## [Problem description]
Verbatim output of all the material below is required.

## [Dataset records]
┄┄┄┄┄┄┄┄┄┄┄┄┄┄┄┄┄┄┄┄
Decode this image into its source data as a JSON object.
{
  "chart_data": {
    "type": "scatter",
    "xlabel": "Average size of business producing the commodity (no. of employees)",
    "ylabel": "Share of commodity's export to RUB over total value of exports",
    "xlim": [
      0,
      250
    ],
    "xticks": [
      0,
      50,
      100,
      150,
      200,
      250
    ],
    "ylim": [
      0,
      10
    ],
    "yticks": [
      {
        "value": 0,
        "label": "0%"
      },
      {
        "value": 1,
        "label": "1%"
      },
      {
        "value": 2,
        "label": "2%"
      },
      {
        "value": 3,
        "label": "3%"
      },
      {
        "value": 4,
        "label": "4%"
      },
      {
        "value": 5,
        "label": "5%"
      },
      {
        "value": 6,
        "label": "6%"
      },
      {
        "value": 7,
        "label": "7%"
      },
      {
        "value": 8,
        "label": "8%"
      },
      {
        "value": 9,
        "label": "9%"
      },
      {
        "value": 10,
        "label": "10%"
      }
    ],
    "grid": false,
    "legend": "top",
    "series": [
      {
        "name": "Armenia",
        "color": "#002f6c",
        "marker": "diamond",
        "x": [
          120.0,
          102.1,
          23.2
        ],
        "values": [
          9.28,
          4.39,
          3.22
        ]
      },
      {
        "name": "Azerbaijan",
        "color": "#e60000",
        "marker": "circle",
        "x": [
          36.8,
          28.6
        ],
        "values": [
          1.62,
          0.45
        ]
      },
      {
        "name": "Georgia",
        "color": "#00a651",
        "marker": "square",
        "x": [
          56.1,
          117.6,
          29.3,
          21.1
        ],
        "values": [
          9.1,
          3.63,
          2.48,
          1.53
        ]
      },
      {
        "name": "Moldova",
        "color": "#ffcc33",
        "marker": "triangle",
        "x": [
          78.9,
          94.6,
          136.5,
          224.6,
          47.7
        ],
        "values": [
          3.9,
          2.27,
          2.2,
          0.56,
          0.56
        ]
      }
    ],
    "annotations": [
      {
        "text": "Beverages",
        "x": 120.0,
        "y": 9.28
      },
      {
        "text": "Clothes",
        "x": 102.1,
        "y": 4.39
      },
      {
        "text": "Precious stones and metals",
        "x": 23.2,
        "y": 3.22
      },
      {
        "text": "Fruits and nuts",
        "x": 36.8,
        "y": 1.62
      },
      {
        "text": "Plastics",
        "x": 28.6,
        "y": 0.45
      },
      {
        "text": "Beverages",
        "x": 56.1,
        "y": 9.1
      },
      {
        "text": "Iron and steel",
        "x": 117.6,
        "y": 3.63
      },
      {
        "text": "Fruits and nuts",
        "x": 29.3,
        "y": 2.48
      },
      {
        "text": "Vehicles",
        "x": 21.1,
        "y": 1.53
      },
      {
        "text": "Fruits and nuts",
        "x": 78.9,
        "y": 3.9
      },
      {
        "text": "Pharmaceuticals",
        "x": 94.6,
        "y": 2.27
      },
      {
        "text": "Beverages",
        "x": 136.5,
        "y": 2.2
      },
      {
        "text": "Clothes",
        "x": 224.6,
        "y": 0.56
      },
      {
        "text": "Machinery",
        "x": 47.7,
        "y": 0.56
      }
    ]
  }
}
┄┄┄┄┄┄┄┄┄┄┄┄┄┄┄┄┄┄┄┄
## [Solution]
Decode this image into its source data as a JSON object.
{
  "chart_data": {
    "type": "scatter",
    "xlabel": "Average size of business producing the commodity (no. of employees)",
    "ylabel": "Share of commodity's export to RUB over total value of exports",
    "xlim": [
      0,
      250
    ],
    "xticks": [
      0,
      50,
      100,
      150,
      200,
      250
    ],
    "ylim": [
      0,
      10
    ],
    "yticks": [
      {
        "value": 0,
        "label": "0%"
      },
      {
        "value": 1,
        "label": "1%"
      },
      {
        "value": 2,
        "label": "2%"
      },
      {
        "value": 3,
        "label": "3%"
      },
      {
        "value": 4,
        "label": "4%"
      },
      {
        "value": 5,
        "label": "5%"
      },
      {
        "value": 6,
        "label": "6%"
      },
      {
        "value": 7,
        "label": "7%"
      },
      {
        "value": 8,
        "label": "8%"
      },
      {
        "value": 9,
        "label": "9%"
      },
      {
        "value": 10,
        "label": "10%"
      }
    ],
    "grid": false,
    "legend": "top",
    "series": [
      {
        "name": "Armenia",
        "color": "#002f6c",
        "marker": "diamond",
        "x": [
          120.0,
          102.1,
          23.2
        ],
        "values": [
          9.28,
          4.39,
          3.22
        ]
      },
      {
        "name": "Azerbaijan",
        "color": "#e60000",
        "marker": "circle",
        "x": [
          36.8,
          28.6
        ],
        "values": [
          1.62,
          0.45
        ]
      },
      {
        "name": "Georgia",
        "color": "#00a651",
        "marker": "square",
        "x": [
          56.1,
          117.6,
          29.3,
          21.1
        ],
        "values": [
          9.1,
          3.63,
          2.48,
          1.53
        ]
      },
      {
        "name": "Moldova",
        "color": "#ffcc33",
        "marker": "triangle",
        "x": [
          78.9,
          94.6,
          136.5,
          224.6,
          47.7
        ],
        "values": [
          3.9,
          2.27,
          2.2,
          0.56,
          0.56
        ]
      }
    ],
    "annotations": [
      {
        "text": "Beverages",
        "x": 120.0,
        "y": 9.28
      },
      {
        "text": "Clothes",
        "x": 102.1,
        "y": 4.39
      },
      {
        "text": "Precious stones and metals",
        "x": 23.2,
        "y": 3.22
      },
      {
        "text": "Fruits and nuts",
        "x": 36.8,
        "y": 1.62
      },
      {
        "text": "Plastics",
        "x": 28.6,
        "y": 0.45
      },
      {
        "text": "Beverages",
        "x": 56.1,
        "y": 9.1
      },
      {
        "text": "Iron and steel",
        "x": 117.6,
        "y": 3.63
      },
      {
        "text": "Fruits and nuts",
        "x": 29.3,
        "y": 2.48
      },
      {
        "text": "Vehicles",
        "x": 21.1,
        "y": 1.53
      },
      {
        "text": "Fruits and nuts",
        "x": 78.9,
        "y": 3.9
      },
      {
        "text": "Pharmaceuticals",
        "x": 94.6,
        "y": 2.27
      },
      {
        "text": "Beverages",
        "x": 136.5,
        "y": 2.2
      },
      {
        "text": "Clothes",
        "x": 224.6,
        "y": 0.56
      },
      {
        "text": "Machinery",
        "x": 47.7,
        "y": 0.56
      }
    ]
  }
}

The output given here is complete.